**Goal of the exercise**
Write out the listing below again, precisely as it is given.

**Data to process**
—————
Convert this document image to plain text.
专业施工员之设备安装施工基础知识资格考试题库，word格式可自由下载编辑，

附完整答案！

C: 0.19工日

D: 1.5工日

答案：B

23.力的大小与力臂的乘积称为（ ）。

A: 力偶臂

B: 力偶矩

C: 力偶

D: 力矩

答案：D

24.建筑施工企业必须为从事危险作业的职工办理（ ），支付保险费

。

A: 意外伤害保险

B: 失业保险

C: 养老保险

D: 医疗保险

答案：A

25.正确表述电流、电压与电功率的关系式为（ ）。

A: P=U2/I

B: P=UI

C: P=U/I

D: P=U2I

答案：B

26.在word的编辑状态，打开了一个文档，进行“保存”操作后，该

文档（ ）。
—————
**Output for this exercise**
Convert this document image to plain text.
专业施工员之设备安装施工基础知识资格考试题库，word格式可自由下载编辑，

附完整答案！

C: 0.19工日

D: 1.5工日

答案：B

23.力的大小与力臂的乘积称为（ ）。

A: 力偶臂

B: 力偶矩

C: 力偶

D: 力矩

答案：D

24.建筑施工企业必须为从事危险作业的职工办理（ ），支付保险费

。

A: 意外伤害保险

B: 失业保险

C: 养老保险

D: 医疗保险

答案：A

25.正确表述电流、电压与电功率的关系式为（ ）。

A: P=U2/I

B: P=UI

C: P=U/I

D: P=U2I

答案：B

26.在word的编辑状态，打开了一个文档，进行“保存”操作后，该

文档（ ）。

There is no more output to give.